##### Data lines #####

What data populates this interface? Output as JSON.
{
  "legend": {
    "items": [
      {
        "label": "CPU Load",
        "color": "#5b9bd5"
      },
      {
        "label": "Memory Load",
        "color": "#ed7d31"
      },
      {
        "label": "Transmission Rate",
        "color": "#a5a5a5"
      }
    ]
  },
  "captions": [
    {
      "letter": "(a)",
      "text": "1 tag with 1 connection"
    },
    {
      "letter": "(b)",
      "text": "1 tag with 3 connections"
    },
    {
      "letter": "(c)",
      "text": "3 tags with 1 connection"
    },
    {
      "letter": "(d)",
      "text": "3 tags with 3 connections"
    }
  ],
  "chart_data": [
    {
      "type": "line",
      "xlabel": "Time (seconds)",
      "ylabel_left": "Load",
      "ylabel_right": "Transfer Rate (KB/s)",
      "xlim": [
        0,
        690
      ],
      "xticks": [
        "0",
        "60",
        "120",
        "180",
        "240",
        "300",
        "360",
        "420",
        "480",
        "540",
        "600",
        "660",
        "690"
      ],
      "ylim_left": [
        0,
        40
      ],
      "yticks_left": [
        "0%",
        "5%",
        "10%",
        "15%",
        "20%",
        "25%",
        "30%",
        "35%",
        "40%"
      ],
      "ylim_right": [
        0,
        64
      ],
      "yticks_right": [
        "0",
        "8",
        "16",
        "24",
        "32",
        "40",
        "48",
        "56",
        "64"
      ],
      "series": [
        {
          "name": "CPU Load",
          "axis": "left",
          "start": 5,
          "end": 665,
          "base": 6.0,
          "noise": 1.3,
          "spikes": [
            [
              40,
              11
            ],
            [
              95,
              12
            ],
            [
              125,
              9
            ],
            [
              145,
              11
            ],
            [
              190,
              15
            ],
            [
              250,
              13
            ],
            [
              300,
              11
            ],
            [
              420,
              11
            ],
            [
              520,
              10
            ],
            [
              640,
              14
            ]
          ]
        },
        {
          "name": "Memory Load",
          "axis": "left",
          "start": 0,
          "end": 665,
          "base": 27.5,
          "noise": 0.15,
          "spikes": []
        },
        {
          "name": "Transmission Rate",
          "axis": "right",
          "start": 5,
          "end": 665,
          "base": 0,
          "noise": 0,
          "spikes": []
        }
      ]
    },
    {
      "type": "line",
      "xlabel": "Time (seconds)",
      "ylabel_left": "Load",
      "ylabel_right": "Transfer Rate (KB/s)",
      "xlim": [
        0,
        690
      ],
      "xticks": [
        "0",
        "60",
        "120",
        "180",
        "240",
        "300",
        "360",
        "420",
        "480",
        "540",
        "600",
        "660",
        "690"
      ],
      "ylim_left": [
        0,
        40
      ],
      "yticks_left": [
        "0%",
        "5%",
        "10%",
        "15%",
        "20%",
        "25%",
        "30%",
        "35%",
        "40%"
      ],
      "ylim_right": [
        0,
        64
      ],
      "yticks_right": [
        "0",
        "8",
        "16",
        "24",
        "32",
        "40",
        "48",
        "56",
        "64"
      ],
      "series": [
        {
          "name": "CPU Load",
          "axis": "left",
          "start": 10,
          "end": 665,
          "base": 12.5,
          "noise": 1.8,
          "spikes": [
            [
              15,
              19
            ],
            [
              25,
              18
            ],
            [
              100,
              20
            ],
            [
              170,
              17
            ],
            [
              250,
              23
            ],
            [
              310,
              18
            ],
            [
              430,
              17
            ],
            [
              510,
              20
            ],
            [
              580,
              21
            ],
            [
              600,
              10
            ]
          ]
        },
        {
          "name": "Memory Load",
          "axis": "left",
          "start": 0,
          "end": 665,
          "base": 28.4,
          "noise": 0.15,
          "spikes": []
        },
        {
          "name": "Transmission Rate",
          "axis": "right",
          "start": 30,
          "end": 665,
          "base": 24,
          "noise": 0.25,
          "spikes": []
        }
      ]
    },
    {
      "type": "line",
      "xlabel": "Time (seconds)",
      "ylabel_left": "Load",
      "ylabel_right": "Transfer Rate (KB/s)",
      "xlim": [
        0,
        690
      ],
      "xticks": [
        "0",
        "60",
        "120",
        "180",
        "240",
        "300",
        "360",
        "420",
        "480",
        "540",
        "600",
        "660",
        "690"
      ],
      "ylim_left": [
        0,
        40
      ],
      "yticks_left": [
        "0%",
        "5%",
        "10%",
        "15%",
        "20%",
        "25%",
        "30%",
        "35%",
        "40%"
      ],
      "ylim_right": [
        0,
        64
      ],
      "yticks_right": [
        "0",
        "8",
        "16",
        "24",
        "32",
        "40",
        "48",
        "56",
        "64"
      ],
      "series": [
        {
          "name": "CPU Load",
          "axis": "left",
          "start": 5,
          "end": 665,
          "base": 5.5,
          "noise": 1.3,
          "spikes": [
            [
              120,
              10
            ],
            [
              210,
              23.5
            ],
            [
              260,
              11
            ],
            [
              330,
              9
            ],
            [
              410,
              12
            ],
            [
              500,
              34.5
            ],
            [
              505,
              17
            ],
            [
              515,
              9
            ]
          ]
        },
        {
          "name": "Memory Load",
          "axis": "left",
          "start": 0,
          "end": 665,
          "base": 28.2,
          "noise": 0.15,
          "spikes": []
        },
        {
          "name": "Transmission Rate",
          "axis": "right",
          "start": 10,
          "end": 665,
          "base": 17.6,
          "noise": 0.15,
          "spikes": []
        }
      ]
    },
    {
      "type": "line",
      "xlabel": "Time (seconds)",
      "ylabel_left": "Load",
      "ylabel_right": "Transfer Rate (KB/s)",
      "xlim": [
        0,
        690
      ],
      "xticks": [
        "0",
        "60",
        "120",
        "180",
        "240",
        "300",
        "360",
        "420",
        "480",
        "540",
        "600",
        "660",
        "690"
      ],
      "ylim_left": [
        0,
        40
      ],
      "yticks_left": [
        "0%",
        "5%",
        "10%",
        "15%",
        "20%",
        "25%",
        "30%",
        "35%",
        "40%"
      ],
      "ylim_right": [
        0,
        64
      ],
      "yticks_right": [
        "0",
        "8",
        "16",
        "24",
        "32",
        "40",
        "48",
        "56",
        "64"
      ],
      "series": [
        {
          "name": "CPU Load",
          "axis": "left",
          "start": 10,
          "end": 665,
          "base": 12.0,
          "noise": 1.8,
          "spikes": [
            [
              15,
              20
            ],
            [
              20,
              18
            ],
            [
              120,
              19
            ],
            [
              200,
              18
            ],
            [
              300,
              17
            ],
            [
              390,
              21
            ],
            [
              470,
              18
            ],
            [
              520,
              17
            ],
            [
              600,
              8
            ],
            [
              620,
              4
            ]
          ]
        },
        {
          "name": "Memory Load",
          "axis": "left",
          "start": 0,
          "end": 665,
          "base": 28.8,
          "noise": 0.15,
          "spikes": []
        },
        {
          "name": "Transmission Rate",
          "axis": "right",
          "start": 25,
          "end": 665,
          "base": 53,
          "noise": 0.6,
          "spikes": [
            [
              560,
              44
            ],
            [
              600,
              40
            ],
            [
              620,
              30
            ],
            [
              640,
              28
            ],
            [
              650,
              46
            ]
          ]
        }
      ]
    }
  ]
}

#####

• Task details: Repeat every line of the records above exactly.

• Task answer:
What data populates this interface? Output as JSON.
{
  "legend": {
    "items": [
      {
        "label": "CPU Load",
        "color": "#5b9bd5"
      },
      {
        "label": "Memory Load",
        "color": "#ed7d31"
      },
      {
        "label": "Transmission Rate",
        "color": "#a5a5a5"
      }
    ]
  },
  "captions": [
    {
      "letter": "(a)",
      "text": "1 tag with 1 connection"
    },
    {
      "letter": "(b)",
      "text": "1 tag with 3 connections"
    },
    {
      "letter": "(c)",
      "text": "3 tags with 1 connection"
    },
    {
      "letter": "(d)",
      "text": "3 tags with 3 connections"
    }
  ],
  "chart_data": [
    {
      "type": "line",
      "xlabel": "Time (seconds)",
      "ylabel_left": "Load",
      "ylabel_right": "Transfer Rate (KB/s)",
      "xlim": [
        0,
        690
      ],
      "xticks": [
        "0",
        "60",
        "120",
        "180",
        "240",
        "300",
        "360",
        "420",
        "480",
        "540",
        "600",
        "660",
        "690"
      ],
      "ylim_left": [
        0,
        40
      ],
      "yticks_left": [
        "0%",
        "5%",
        "10%",
        "15%",
        "20%",
        "25%",
        "30%",
        "35%",
        "40%"
      ],
      "ylim_right": [
        0,
        64
      ],
      "yticks_right": [
        "0",
        "8",
        "16",
        "24",
        "32",
        "40",
        "48",
        "56",
        "64"
      ],
      "series": [
        {
          "name": "CPU Load",
          "axis": "left",
          "start": 5,
          "end": 665,
          "base": 6.0,
          "noise": 1.3,
          "spikes": [
            [
              40,
              11
            ],
            [
              95,
              12
            ],
            [
              125,
              9
            ],
            [
              145,
              11
            ],
            [
              190,
              15
            ],
            [
              250,
              13
            ],
            [
              300,
              11
            ],
            [
              420,
              11
            ],
            [
              520,
              10
            ],
            [
              640,
              14
            ]
          ]
        },
        {
          "name": "Memory Load",
          "axis": "left",
          "start": 0,
          "end": 665,
          "base": 27.5,
          "noise": 0.15,
          "spikes": []
        },
        {
          "name": "Transmission Rate",
          "axis": "right",
          "start": 5,
          "end": 665,
          "base": 0,
          "noise": 0,
          "spikes": []
        }
      ]
    },
    {
      "type": "line",
      "xlabel": "Time (seconds)",
      "ylabel_left": "Load",
      "ylabel_right": "Transfer Rate (KB/s)",
      "xlim": [
        0,
        690
      ],
      "xticks": [
        "0",
        "60",
        "120",
        "180",
        "240",
        "300",
        "360",
        "420",
        "480",
        "540",
        "600",
        "660",
        "690"
      ],
      "ylim_left": [
        0,
        40
      ],
      "yticks_left": [
        "0%",
        "5%",
        "10%",
        "15%",
        "20%",
        "25%",
        "30%",
        "35%",
        "40%"
      ],
      "ylim_right": [
        0,
        64
      ],
      "yticks_right": [
        "0",
        "8",
        "16",
        "24",
        "32",
        "40",
        "48",
        "56",
        "64"
      ],
      "series": [
        {
          "name": "CPU Load",
          "axis": "left",
          "start": 10,
          "end": 665,
          "base": 12.5,
          "noise": 1.8,
          "spikes": [
            [
              15,
              19
            ],
            [
              25,
              18
            ],
            [
              100,
              20
            ],
            [
              170,
              17
            ],
            [
              250,
              23
            ],
            [
              310,
              18
            ],
            [
              430,
              17
            ],
            [
              510,
              20
            ],
            [
              580,
              21
            ],
            [
              600,
              10
            ]
          ]
        },
        {
          "name": "Memory Load",
          "axis": "left",
          "start": 0,
          "end": 665,
          "base": 28.4,
          "noise": 0.15,
          "spikes": []
        },
        {
          "name": "Transmission Rate",
          "axis": "right",
          "start": 30,
          "end": 665,
          "base": 24,
          "noise": 0.25,
          "spikes": []
        }
      ]
    },
    {
      "type": "line",
      "xlabel": "Time (seconds)",
      "ylabel_left": "Load",
      "ylabel_right": "Transfer Rate (KB/s)",
      "xlim": [
        0,
        690
      ],
      "xticks": [
        "0",
        "60",
        "120",
        "180",
        "240",
        "300",
        "360",
        "420",
        "480",
        "540",
        "600",
        "660",
        "690"
      ],
      "ylim_left": [
        0,
        40
      ],
      "yticks_left": [
        "0%",
        "5%",
        "10%",
        "15%",
        "20%",
        "25%",
        "30%",
        "35%",
        "40%"
      ],
      "ylim_right": [
        0,
        64
      ],
      "yticks_right": [
        "0",
        "8",
        "16",
        "24",
        "32",
        "40",
        "48",
        "56",
        "64"
      ],
      "series": [
        {
          "name": "CPU Load",
          "axis": "left",
          "start": 5,
          "end": 665,
          "base": 5.5,
          "noise": 1.3,
          "spikes": [
            [
              120,
              10
            ],
            [
              210,
              23.5
            ],
            [
              260,
              11
            ],
            [
              330,
              9
            ],
            [
              410,
              12
            ],
            [
              500,
              34.5
            ],
            [
              505,
              17
            ],
            [
              515,
              9
            ]
          ]
        },
        {
          "name": "Memory Load",
          "axis": "left",
          "start": 0,
          "end": 665,
          "base": 28.2,
          "noise": 0.15,
          "spikes": []
        },
        {
          "name": "Transmission Rate",
          "axis": "right",
          "start": 10,
          "end": 665,
          "base": 17.6,
          "noise": 0.15,
          "spikes": []
        }
      ]
    },
    {
      "type": "line",
      "xlabel": "Time (seconds)",
      "ylabel_left": "Load",
      "ylabel_right": "Transfer Rate (KB/s)",
      "xlim": [
        0,
        690
      ],
      "xticks": [
        "0",
        "60",
        "120",
        "180",
        "240",
        "300",
        "360",
        "420",
        "480",
        "540",
        "600",
        "660",
        "690"
      ],
      "ylim_left": [
        0,
        40
      ],
      "yticks_left": [
        "0%",
        "5%",
        "10%",
        "15%",
        "20%",
        "25%",
        "30%",
        "35%",
        "40%"
      ],
      "ylim_right": [
        0,
        64
      ],
      "yticks_right": [
        "0",
        "8",
        "16",
        "24",
        "32",
        "40",
        "48",
        "56",
        "64"
      ],
      "series": [
        {
          "name": "CPU Load",
          "axis": "left",
          "start": 10,
          "end": 665,
          "base": 12.0,
          "noise": 1.8,
          "spikes": [
            [
              15,
              20
            ],
            [
              20,
              18
            ],
            [
              120,
              19
            ],
            [
              200,
              18
            ],
            [
              300,
              17
            ],
            [
              390,
              21
            ],
            [
              470,
              18
            ],
            [
              520,
              17
            ],
            [
              600,
              8
            ],
            [
              620,
              4
            ]
          ]
        },
        {
          "name": "Memory Load",
          "axis": "left",
          "start": 0,
          "end": 665,
          "base": 28.8,
          "noise": 0.15,
          "spikes": []
        },
        {
          "name": "Transmission Rate",
          "axis": "right",
          "start": 25,
          "end": 665,
          "base": 53,
          "noise": 0.6,
          "spikes": [
            [
              560,
              44
            ],
            [
              600,
              40
            ],
            [
              620,
              30
            ],
            [
              640,
              28
            ],
            [
              650,
              46
            ]
          ]
        }
      ]
    }
  ]
}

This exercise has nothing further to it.